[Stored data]

───

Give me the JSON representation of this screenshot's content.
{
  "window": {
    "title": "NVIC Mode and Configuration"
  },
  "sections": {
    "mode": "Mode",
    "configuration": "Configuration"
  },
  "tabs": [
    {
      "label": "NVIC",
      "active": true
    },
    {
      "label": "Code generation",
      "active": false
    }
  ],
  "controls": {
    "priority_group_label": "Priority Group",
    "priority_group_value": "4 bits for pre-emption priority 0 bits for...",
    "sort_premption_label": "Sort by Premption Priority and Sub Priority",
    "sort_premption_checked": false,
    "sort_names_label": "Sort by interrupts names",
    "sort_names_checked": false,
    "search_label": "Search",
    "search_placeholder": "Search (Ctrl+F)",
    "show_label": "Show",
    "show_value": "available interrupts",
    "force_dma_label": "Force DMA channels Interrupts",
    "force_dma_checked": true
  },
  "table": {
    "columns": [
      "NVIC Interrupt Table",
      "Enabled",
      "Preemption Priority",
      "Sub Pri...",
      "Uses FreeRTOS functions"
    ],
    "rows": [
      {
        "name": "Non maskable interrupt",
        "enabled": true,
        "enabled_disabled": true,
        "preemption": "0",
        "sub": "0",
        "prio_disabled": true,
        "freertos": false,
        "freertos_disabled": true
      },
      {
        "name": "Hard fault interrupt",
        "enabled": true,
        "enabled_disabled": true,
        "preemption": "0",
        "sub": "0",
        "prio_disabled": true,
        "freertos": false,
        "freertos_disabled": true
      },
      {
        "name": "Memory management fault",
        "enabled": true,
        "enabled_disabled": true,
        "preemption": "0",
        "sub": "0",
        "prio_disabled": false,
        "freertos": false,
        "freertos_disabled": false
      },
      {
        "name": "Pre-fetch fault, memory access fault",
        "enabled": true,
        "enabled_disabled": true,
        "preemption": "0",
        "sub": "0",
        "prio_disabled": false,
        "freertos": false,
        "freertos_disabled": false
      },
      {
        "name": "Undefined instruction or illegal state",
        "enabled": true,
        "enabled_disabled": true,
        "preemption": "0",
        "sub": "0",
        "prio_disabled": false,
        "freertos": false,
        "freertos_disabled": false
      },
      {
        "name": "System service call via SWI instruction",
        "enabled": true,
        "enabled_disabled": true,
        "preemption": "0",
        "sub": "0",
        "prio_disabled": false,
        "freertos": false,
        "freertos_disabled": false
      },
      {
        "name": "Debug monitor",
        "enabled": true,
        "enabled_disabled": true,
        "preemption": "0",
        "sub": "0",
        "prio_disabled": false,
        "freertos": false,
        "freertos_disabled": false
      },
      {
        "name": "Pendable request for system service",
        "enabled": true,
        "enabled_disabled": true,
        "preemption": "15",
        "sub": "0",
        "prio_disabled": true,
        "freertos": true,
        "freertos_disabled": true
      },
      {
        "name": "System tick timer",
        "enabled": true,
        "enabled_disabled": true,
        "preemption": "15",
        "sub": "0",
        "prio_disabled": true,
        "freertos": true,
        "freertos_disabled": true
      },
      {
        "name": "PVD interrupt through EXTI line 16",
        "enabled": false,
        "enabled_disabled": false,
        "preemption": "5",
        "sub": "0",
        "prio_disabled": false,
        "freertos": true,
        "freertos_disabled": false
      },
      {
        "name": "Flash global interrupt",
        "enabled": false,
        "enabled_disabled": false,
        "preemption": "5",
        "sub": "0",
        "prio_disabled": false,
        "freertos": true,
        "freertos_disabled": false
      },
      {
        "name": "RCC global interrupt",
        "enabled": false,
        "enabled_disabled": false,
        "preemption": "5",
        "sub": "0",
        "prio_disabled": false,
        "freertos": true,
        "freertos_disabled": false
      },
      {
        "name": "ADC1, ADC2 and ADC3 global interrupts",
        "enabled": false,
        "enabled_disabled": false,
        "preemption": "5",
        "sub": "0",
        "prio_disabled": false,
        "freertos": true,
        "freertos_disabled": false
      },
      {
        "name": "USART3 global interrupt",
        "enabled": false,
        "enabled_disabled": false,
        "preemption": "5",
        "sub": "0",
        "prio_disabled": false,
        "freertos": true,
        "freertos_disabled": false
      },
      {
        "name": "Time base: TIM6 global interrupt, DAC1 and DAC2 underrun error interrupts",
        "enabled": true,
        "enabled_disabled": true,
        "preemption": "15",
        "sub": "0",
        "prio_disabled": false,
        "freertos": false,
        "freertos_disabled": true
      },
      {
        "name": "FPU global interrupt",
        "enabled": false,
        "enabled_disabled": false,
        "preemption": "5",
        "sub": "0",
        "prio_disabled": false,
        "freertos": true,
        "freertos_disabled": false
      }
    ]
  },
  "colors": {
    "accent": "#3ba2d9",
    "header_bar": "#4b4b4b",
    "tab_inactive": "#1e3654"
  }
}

───

Instruction
Extract the data in full. Keep it word for word.

Final answer
Give me the JSON representation of this screenshot's content.
{
  "window": {
    "title": "NVIC Mode and Configuration"
  },
  "sections": {
    "mode": "Mode",
    "configuration": "Configuration"
  },
  "tabs": [
    {
      "label": "NVIC",
      "active": true
    },
    {
      "label": "Code generation",
      "active": false
    }
  ],
  "controls": {
    "priority_group_label": "Priority Group",
    "priority_group_value": "4 bits for pre-emption priority 0 bits for...",
    "sort_premption_label": "Sort by Premption Priority and Sub Priority",
    "sort_premption_checked": false,
    "sort_names_label": "Sort by interrupts names",
    "sort_names_checked": false,
    "search_label": "Search",
    "search_placeholder": "Search (Ctrl+F)",
    "show_label": "Show",
    "show_value": "available interrupts",
    "force_dma_label": "Force DMA channels Interrupts",
    "force_dma_checked": true
  },
  "table": {
    "columns": [
      "NVIC Interrupt Table",
      "Enabled",
      "Preemption Priority",
      "Sub Pri...",
      "Uses FreeRTOS functions"
    ],
    "rows": [
      {
        "name": "Non maskable interrupt",
        "enabled": true,
        "enabled_disabled": true,
        "preemption": "0",
        "sub": "0",
        "prio_disabled": true,
        "freertos": false,
        "freertos_disabled": true
      },
      {
        "name": "Hard fault interrupt",
        "enabled": true,
        "enabled_disabled": true,
        "preemption": "0",
        "sub": "0",
        "prio_disabled": true,
        "freertos": false,
        "freertos_disabled": true
      },
      {
        "name": "Memory management fault",
        "enabled": true,
        "enabled_disabled": true,
        "preemption": "0",
        "sub": "0",
        "prio_disabled": false,
        "freertos": false,
        "freertos_disabled": false
      },
      {
        "name": "Pre-fetch fault, memory access fault",
        "enabled": true,
        "enabled_disabled": true,
        "preemption": "0",
        "sub": "0",
        "prio_disabled": false,
        "freertos": false,
        "freertos_disabled": false
      },
      {
        "name": "Undefined instruction or illegal state",
        "enabled": true,
        "enabled_disabled": true,
        "preemption": "0",
        "sub": "0",
        "prio_disabled": false,
        "freertos": false,
        "freertos_disabled": false
      },
      {
        "name": "System service call via SWI instruction",
        "enabled": true,
        "enabled_disabled": true,
        "preemption": "0",
        "sub": "0",
        "prio_disabled": false,
        "freertos": false,
        "freertos_disabled": false
      },
      {
        "name": "Debug monitor",
        "enabled": true,
        "enabled_disabled": true,
        "preemption": "0",
        "sub": "0",
        "prio_disabled": false,
        "freertos": false,
        "freertos_disabled": false
      },
      {
        "name": "Pendable request for system service",
        "enabled": true,
        "enabled_disabled": true,
        "preemption": "15",
        "sub": "0",
        "prio_disabled": true,
        "freertos": true,
        "freertos_disabled": true
      },
      {
        "name": "System tick timer",
        "enabled": true,
        "enabled_disabled": true,
        "preemption": "15",
        "sub": "0",
        "prio_disabled": true,
        "freertos": true,
        "freertos_disabled": true
      },
      {
        "name": "PVD interrupt through EXTI line 16",
        "enabled": false,
        "enabled_disabled": false,
        "preemption": "5",
        "sub": "0",
        "prio_disabled": false,
        "freertos": true,
        "freertos_disabled": false
      },
      {
        "name": "Flash global interrupt",
        "enabled": false,
        "enabled_disabled": false,
        "preemption": "5",
        "sub": "0",
        "prio_disabled": false,
        "freertos": true,
        "freertos_disabled": false
      },
      {
        "name": "RCC global interrupt",
        "enabled": false,
        "enabled_disabled": false,
        "preemption": "5",
        "sub": "0",
        "prio_disabled": false,
        "freertos": true,
        "freertos_disabled": false
      },
      {
        "name": "ADC1, ADC2 and ADC3 global interrupts",
        "enabled": false,
        "enabled_disabled": false,
        "preemption": "5",
        "sub": "0",
        "prio_disabled": false,
        "freertos": true,
        "freertos_disabled": false
      },
      {
        "name": "USART3 global interrupt",
        "enabled": false,
        "enabled_disabled": false,
        "preemption": "5",
        "sub": "0",
        "prio_disabled": false,
        "freertos": true,
        "freertos_disabled": false
      },
      {
        "name": "Time base: TIM6 global interrupt, DAC1 and DAC2 underrun error interrupts",
        "enabled": true,
        "enabled_disabled": true,
        "preemption": "15",
        "sub": "0",
        "prio_disabled": false,
        "freertos": false,
        "freertos_disabled": true
      },
      {
        "name": "FPU global interrupt",
        "enabled": false,
        "enabled_disabled": false,
        "preemption": "5",
        "sub": "0",
        "prio_disabled": false,
        "freertos": true,
        "freertos_disabled": false
      }
    ]
  },
  "colors": {
    "accent": "#3ba2d9",
    "header_bar": "#4b4b4b",
    "tab_inactive": "#1e3654"
  }
}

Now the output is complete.